Collected data entries
━━━━━━━━━━━━━━━━━━━━━━━━━━━━━━

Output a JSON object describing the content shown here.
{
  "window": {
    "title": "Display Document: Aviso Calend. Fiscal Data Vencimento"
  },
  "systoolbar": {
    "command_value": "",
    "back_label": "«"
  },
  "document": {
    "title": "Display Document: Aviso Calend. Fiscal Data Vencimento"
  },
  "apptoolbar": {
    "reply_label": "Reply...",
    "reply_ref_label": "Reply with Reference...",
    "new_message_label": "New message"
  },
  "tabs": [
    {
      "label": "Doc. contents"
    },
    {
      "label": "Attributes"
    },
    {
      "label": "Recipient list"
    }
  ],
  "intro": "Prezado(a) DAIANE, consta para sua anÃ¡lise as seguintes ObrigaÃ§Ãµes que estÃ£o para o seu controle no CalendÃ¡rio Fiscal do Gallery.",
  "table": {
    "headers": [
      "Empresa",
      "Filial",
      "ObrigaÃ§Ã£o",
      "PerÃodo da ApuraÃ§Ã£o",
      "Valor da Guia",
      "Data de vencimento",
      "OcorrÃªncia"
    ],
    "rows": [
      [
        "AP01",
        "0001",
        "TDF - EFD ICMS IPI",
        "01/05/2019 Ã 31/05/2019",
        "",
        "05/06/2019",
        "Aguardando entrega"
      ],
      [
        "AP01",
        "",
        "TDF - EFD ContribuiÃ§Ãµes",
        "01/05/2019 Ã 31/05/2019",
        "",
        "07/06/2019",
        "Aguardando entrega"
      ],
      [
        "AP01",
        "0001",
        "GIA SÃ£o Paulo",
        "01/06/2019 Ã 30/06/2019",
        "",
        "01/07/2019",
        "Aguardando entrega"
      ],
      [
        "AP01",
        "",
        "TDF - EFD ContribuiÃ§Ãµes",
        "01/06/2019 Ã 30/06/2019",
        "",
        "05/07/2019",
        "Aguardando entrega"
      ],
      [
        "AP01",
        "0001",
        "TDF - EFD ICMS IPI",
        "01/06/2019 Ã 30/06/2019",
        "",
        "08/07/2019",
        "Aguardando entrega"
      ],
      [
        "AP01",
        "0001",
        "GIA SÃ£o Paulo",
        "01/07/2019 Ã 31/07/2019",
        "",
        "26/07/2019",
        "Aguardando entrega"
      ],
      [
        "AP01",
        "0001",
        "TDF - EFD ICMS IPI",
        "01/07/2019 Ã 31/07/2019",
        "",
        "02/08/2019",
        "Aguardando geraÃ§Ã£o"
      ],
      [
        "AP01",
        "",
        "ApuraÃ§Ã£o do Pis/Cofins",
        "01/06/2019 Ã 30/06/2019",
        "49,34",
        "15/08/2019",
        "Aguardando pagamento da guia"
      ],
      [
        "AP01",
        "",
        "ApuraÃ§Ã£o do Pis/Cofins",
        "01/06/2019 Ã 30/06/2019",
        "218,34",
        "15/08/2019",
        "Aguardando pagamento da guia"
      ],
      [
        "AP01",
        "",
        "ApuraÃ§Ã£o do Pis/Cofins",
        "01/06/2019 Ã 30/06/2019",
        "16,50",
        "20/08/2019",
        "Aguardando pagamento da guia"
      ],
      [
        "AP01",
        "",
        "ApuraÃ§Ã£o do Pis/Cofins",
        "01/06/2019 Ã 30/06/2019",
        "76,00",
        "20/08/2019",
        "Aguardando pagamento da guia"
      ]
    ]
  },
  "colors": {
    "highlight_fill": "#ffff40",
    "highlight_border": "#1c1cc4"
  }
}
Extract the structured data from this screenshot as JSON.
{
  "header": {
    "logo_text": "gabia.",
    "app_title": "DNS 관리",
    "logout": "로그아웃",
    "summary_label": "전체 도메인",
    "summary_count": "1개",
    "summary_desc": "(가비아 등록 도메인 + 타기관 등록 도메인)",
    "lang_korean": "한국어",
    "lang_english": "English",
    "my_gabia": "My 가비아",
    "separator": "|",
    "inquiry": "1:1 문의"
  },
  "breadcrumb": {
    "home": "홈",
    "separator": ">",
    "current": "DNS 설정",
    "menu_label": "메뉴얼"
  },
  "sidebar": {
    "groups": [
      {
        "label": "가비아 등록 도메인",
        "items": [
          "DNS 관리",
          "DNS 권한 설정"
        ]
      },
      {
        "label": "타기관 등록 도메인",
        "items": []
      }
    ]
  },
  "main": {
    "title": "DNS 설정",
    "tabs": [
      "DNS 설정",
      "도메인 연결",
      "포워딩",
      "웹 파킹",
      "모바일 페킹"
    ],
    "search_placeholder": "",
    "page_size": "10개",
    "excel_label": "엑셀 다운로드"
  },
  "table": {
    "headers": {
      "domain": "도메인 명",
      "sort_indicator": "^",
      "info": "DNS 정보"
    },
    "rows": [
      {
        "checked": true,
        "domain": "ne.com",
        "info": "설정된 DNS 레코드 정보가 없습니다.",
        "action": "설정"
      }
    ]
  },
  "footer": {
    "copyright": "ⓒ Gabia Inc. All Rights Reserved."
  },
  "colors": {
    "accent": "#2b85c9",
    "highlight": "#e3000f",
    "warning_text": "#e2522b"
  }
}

━━━━━━━━━━━━━━━━━━━━━━━━━━━━━━

• **Exercise directions**:
Extract each line of the material exactly as it stands.

• **Answer for this exercise**:
Output a JSON object describing the content shown here.
{
  "window": {
    "title": "Display Document: Aviso Calend. Fiscal Data Vencimento"
  },
  "systoolbar": {
    "command_value": "",
    "back_label": "«"
  },
  "document": {
    "title": "Display Document: Aviso Calend. Fiscal Data Vencimento"
  },
  "apptoolbar": {
    "reply_label": "Reply...",
    "reply_ref_label": "Reply with Reference...",
    "new_message_label": "New message"
  },
  "tabs": [
    {
      "label": "Doc. contents"
    },
    {
      "label": "Attributes"
    },
    {
      "label": "Recipient list"
    }
  ],
  "intro": "Prezado(a) DAIANE, consta para sua anÃ¡lise as seguintes ObrigaÃ§Ãµes que estÃ£o para o seu controle no CalendÃ¡rio Fiscal do Gallery.",
  "table": {
    "headers": [
      "Empresa",
      "Filial",
      "ObrigaÃ§Ã£o",
      "PerÃodo da ApuraÃ§Ã£o",
      "Valor da Guia",
      "Data de vencimento",
      "OcorrÃªncia"
    ],
    "rows": [
      [
        "AP01",
        "0001",
        "TDF - EFD ICMS IPI",
        "01/05/2019 Ã 31/05/2019",
        "",
        "05/06/2019",
        "Aguardando entrega"
      ],
      [
        "AP01",
        "",
        "TDF - EFD ContribuiÃ§Ãµes",
        "01/05/2019 Ã 31/05/2019",
        "",
        "07/06/2019",
        "Aguardando entrega"
      ],
      [
        "AP01",
        "0001",
        "GIA SÃ£o Paulo",
        "01/06/2019 Ã 30/06/2019",
        "",
        "01/07/2019",
        "Aguardando entrega"
      ],
      [
        "AP01",
        "",
        "TDF - EFD ContribuiÃ§Ãµes",
        "01/06/2019 Ã 30/06/2019",
        "",
        "05/07/2019",
        "Aguardando entrega"
      ],
      [
        "AP01",
        "0001",
        "TDF - EFD ICMS IPI",
        "01/06/2019 Ã 30/06/2019",
        "",
        "08/07/2019",
        "Aguardando entrega"
      ],
      [
        "AP01",
        "0001",
        "GIA SÃ£o Paulo",
        "01/07/2019 Ã 31/07/2019",
        "",
        "26/07/2019",
        "Aguardando entrega"
      ],
      [
        "AP01",
        "0001",
        "TDF - EFD ICMS IPI",
        "01/07/2019 Ã 31/07/2019",
        "",
        "02/08/2019",
        "Aguardando geraÃ§Ã£o"
      ],
      [
        "AP01",
        "",
        "ApuraÃ§Ã£o do Pis/Cofins",
        "01/06/2019 Ã 30/06/2019",
        "49,34",
        "15/08/2019",
        "Aguardando pagamento da guia"
      ],
      [
        "AP01",
        "",
        "ApuraÃ§Ã£o do Pis/Cofins",
        "01/06/2019 Ã 30/06/2019",
        "218,34",
        "15/08/2019",
        "Aguardando pagamento da guia"
      ],
      [
        "AP01",
        "",
        "ApuraÃ§Ã£o do Pis/Cofins",
        "01/06/2019 Ã 30/06/2019",
        "16,50",
        "20/08/2019",
        "Aguardando pagamento da guia"
      ],
      [
        "AP01",
        "",
        "ApuraÃ§Ã£o do Pis/Cofins",
        "01/06/2019 Ã 30/06/2019",
        "76,00",
        "20/08/2019",
        "Aguardando pagamento da guia"
      ]
    ]
  },
  "colors": {
    "highlight_fill": "#ffff40",
    "highlight_border": "#1c1cc4"
  }
}
Extract the structured data from this screenshot as JSON.
{
  "header": {
    "logo_text": "gabia.",
    "app_title": "DNS 관리",
    "logout": "로그아웃",
    "summary_label": "전체 도메인",
    "summary_count": "1개",
    "summary_desc": "(가비아 등록 도메인 + 타기관 등록 도메인)",
    "lang_korean": "한국어",
    "lang_english": "English",
    "my_gabia": "My 가비아",
    "separator": "|",
    "inquiry": "1:1 문의"
  },
  "breadcrumb": {
    "home": "홈",
    "separator": ">",
    "current": "DNS 설정",
    "menu_label": "메뉴얼"
  },
  "sidebar": {
    "groups": [
      {
        "label": "가비아 등록 도메인",
        "items": [
          "DNS 관리",
          "DNS 권한 설정"
        ]
      },
      {
        "label": "타기관 등록 도메인",
        "items": []
      }
    ]
  },
  "main": {
    "title": "DNS 설정",
    "tabs": [
      "DNS 설정",
      "도메인 연결",
      "포워딩",
      "웹 파킹",
      "모바일 페킹"
    ],
    "search_placeholder": "",
    "page_size": "10개",
    "excel_label": "엑셀 다운로드"
  },
  "table": {
    "headers": {
      "domain": "도메인 명",
      "sort_indicator": "^",
      "info": "DNS 정보"
    },
    "rows": [
      {
        "checked": true,
        "domain": "ne.com",
        "info": "설정된 DNS 레코드 정보가 없습니다.",
        "action": "설정"
      }
    ]
  },
  "footer": {
    "copyright": "ⓒ Gabia Inc. All Rights Reserved."
  },
  "colors": {
    "accent": "#2b85c9",
    "highlight": "#e3000f",
    "warning_text": "#e2522b"
  }
}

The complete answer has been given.